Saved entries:
## start
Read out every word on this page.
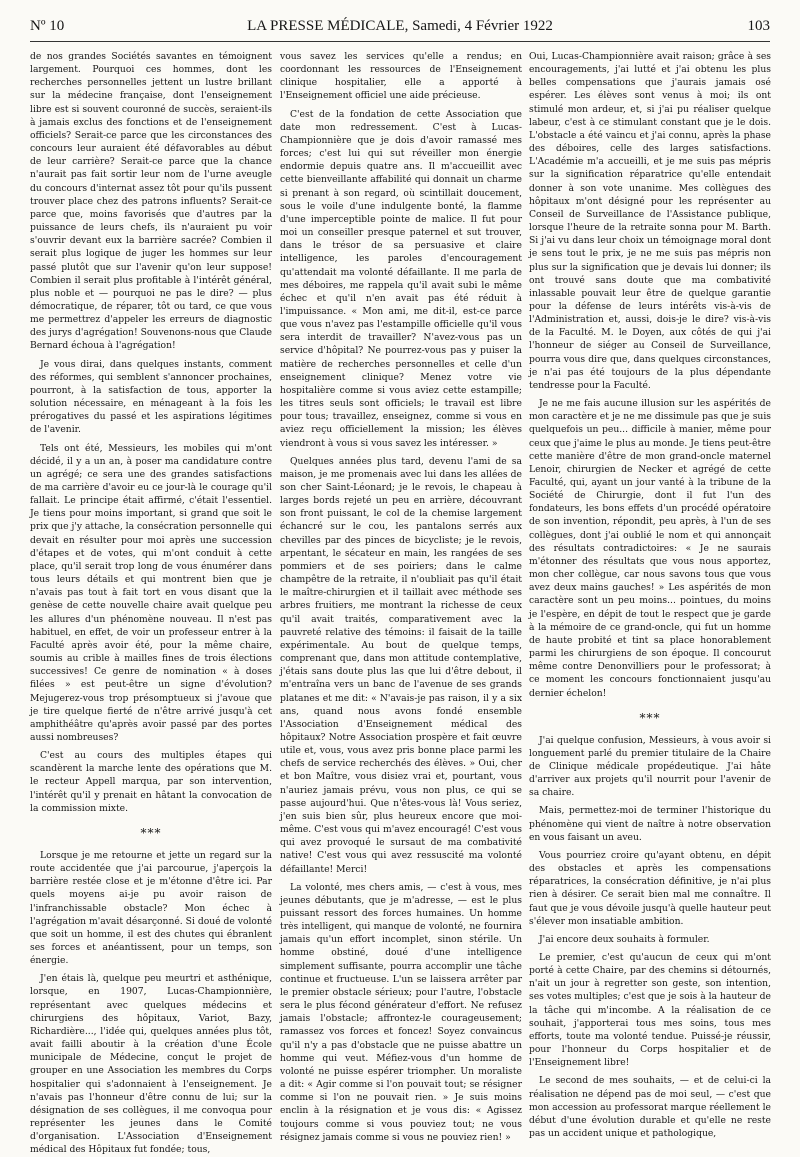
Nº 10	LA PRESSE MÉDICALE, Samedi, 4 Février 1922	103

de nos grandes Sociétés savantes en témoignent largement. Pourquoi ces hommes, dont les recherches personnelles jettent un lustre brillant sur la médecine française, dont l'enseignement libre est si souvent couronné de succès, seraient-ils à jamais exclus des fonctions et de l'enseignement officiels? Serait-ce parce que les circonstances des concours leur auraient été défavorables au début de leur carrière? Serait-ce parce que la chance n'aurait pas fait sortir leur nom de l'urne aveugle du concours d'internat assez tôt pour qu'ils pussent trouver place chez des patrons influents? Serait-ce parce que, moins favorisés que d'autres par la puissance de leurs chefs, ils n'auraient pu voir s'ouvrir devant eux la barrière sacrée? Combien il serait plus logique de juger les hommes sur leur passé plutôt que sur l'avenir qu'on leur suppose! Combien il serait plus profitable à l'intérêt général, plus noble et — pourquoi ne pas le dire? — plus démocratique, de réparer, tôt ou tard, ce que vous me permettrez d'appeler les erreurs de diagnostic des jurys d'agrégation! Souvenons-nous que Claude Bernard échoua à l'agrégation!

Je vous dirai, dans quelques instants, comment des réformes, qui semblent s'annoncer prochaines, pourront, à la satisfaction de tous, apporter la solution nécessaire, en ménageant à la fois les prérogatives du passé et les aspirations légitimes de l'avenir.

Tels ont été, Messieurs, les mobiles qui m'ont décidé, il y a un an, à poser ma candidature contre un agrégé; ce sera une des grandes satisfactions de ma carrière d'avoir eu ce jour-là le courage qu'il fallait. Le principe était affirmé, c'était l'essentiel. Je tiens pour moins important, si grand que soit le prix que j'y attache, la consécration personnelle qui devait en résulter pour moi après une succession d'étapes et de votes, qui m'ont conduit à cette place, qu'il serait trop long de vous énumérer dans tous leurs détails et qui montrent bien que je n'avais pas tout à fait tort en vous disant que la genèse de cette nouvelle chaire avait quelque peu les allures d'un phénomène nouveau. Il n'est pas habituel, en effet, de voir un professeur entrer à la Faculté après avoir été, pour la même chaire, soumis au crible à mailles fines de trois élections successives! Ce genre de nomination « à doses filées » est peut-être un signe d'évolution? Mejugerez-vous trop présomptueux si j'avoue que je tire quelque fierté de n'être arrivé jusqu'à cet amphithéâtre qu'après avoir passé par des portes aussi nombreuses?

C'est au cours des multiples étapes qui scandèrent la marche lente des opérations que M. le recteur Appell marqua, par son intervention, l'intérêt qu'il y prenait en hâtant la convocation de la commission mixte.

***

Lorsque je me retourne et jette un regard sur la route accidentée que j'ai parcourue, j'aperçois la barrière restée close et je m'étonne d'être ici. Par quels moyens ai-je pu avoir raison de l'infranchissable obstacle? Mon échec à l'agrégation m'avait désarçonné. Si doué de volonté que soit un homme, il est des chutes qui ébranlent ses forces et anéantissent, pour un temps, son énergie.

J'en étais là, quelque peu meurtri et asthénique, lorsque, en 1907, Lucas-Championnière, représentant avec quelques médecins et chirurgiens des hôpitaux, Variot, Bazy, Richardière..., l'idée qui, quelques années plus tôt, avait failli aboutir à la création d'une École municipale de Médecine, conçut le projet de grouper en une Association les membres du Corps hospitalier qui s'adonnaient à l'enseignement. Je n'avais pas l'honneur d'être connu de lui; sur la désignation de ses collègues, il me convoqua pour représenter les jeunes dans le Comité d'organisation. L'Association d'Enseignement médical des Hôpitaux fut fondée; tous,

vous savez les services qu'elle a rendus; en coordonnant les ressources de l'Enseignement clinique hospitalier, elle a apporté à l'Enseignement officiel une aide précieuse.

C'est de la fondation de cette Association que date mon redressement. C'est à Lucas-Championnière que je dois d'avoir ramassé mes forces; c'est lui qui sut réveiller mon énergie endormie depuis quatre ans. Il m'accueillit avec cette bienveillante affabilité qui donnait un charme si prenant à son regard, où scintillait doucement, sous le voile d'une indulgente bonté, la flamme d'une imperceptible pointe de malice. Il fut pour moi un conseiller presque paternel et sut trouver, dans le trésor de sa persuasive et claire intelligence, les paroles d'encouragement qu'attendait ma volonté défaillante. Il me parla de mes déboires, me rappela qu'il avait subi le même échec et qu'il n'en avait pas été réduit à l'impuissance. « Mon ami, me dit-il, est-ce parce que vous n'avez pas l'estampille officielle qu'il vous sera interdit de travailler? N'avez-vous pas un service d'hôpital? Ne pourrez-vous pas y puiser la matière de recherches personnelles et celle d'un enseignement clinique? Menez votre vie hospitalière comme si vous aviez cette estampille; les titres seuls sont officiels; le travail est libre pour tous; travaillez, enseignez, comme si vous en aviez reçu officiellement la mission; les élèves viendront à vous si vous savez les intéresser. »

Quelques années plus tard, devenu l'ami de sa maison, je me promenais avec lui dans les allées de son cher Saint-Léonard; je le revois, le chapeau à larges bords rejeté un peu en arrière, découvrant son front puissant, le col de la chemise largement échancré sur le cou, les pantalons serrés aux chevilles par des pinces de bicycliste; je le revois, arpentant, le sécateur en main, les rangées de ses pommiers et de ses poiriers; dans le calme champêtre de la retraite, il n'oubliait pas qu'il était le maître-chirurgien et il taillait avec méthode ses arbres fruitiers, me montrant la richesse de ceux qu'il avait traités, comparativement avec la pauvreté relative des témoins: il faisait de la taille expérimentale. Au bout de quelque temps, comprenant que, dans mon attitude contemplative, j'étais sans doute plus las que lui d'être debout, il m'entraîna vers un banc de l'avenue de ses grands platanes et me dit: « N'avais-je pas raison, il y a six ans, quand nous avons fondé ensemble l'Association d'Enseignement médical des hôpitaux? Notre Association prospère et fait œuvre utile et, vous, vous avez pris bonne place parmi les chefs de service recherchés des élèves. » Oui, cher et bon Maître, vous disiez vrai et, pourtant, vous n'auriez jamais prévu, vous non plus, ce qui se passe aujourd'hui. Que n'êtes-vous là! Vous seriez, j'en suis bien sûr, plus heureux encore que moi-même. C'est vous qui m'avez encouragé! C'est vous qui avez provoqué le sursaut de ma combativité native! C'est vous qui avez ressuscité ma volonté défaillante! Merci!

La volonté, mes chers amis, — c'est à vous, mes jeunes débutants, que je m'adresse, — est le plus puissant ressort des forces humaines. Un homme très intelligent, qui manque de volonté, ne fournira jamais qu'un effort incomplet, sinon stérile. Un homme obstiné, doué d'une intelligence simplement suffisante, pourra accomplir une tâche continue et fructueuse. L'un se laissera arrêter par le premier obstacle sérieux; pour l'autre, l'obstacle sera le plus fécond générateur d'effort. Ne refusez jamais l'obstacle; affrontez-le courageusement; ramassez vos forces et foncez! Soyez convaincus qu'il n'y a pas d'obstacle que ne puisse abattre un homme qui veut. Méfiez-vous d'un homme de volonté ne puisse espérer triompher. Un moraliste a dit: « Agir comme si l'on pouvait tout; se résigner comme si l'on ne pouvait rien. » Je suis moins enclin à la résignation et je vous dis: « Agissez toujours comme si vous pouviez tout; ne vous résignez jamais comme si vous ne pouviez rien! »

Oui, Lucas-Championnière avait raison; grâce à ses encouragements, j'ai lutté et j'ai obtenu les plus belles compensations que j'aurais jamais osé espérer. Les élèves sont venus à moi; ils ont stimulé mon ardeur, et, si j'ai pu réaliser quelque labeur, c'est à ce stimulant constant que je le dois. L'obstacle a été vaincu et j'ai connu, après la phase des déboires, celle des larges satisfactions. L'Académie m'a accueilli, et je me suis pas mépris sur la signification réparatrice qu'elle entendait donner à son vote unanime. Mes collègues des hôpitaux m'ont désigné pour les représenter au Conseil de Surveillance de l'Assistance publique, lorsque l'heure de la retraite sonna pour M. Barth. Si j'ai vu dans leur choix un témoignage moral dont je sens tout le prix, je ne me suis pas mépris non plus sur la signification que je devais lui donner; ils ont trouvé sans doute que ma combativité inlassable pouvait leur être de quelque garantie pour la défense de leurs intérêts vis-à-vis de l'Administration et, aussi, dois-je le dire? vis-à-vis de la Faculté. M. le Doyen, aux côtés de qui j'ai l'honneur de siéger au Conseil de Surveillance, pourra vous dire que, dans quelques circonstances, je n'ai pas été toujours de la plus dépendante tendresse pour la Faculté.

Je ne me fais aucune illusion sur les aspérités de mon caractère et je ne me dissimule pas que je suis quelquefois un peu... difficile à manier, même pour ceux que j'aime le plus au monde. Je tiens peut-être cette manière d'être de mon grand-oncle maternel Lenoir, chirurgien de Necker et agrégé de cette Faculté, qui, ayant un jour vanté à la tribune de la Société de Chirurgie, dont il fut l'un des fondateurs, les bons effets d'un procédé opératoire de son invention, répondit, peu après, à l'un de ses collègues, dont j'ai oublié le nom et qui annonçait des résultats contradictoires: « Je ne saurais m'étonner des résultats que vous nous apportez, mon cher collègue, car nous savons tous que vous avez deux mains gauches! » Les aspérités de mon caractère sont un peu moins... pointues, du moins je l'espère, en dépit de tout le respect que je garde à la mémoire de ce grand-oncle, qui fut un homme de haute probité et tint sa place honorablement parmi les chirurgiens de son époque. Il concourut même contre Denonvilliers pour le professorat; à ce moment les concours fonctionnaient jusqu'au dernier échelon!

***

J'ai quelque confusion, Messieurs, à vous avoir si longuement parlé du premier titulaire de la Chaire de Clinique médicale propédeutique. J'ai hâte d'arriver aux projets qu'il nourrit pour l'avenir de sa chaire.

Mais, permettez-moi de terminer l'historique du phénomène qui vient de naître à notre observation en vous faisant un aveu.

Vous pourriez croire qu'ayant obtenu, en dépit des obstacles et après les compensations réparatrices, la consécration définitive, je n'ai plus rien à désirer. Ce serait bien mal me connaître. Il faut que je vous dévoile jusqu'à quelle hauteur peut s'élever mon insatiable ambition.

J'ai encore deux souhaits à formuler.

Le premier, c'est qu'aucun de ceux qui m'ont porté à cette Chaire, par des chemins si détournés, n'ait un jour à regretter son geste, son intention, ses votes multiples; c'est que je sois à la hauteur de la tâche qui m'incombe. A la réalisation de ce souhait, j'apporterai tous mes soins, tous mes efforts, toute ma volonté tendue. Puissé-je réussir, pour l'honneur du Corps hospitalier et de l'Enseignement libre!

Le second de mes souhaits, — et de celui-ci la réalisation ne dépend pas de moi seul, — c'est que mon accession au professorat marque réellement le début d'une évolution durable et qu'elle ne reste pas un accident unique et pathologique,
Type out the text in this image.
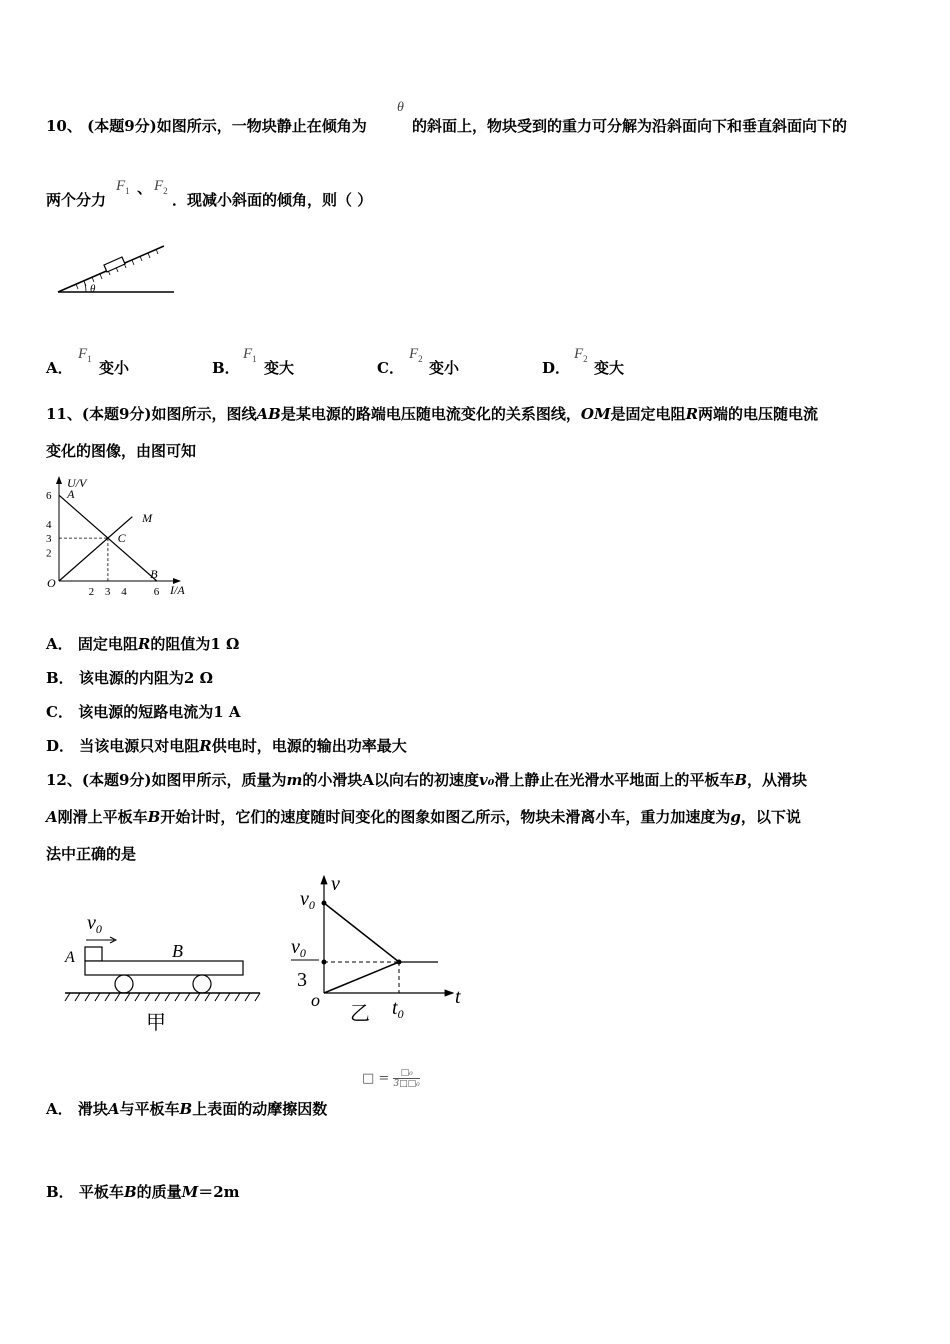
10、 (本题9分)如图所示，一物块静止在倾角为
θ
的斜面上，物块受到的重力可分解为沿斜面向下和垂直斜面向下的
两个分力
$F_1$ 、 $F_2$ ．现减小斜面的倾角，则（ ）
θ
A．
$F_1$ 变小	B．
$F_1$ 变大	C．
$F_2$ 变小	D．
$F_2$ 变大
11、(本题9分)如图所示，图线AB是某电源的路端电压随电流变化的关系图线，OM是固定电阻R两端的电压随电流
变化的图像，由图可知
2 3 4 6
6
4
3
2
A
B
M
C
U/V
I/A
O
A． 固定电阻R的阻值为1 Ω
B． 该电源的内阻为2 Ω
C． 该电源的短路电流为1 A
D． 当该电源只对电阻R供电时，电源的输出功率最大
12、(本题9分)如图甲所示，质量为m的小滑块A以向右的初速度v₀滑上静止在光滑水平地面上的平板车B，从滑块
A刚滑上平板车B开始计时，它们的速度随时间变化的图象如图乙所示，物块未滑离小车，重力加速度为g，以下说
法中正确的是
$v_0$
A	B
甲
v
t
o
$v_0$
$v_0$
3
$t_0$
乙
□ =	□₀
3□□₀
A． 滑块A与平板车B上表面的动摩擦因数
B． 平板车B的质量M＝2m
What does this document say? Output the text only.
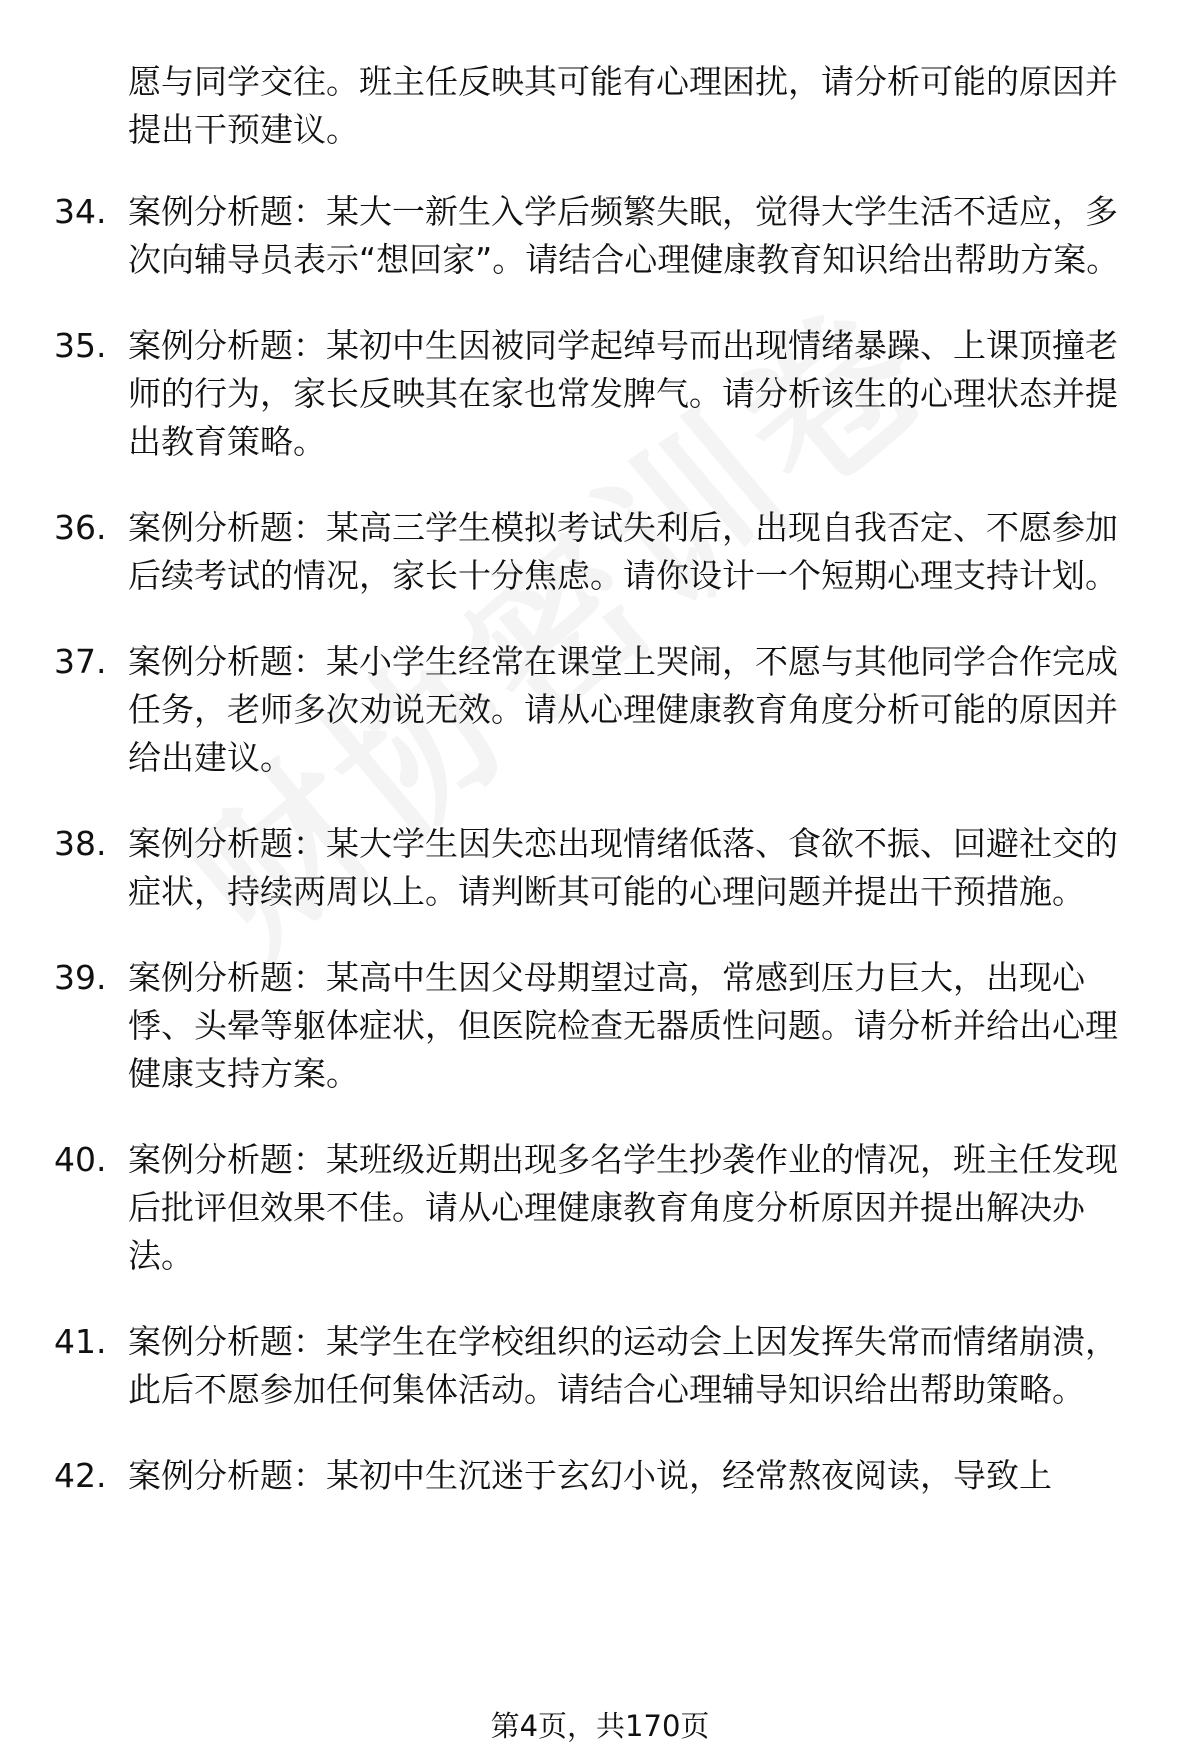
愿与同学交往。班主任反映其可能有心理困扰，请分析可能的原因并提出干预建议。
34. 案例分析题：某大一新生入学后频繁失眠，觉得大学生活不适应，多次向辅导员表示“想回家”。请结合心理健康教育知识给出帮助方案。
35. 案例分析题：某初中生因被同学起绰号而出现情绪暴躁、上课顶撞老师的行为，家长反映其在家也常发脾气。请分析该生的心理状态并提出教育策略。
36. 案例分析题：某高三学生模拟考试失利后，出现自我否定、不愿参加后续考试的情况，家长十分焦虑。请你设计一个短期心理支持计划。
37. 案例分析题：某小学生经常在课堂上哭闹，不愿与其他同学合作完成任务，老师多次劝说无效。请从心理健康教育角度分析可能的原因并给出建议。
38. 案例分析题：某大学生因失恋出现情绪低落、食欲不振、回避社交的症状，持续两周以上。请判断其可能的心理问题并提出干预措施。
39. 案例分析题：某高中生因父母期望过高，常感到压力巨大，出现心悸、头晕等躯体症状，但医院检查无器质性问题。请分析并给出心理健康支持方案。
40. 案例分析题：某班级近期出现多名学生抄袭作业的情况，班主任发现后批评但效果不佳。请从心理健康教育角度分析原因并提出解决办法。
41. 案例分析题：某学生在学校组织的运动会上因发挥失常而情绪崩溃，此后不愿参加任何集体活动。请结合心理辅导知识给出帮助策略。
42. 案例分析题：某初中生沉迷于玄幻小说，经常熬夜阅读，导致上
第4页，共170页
## end
What is needed: Using the listing above, pick out each line that contains the word "souhaits", then copy it.

Result of this task:
J'ai encore deux souhaits à formuler.
Le second de mes souhaits, — et de celui-ci la réalisation ne dépend pas de moi seul, — c'est que mon accession au professorat marque réellement le début d'une évolution durable et qu'elle ne reste pas un accident unique et pathologique,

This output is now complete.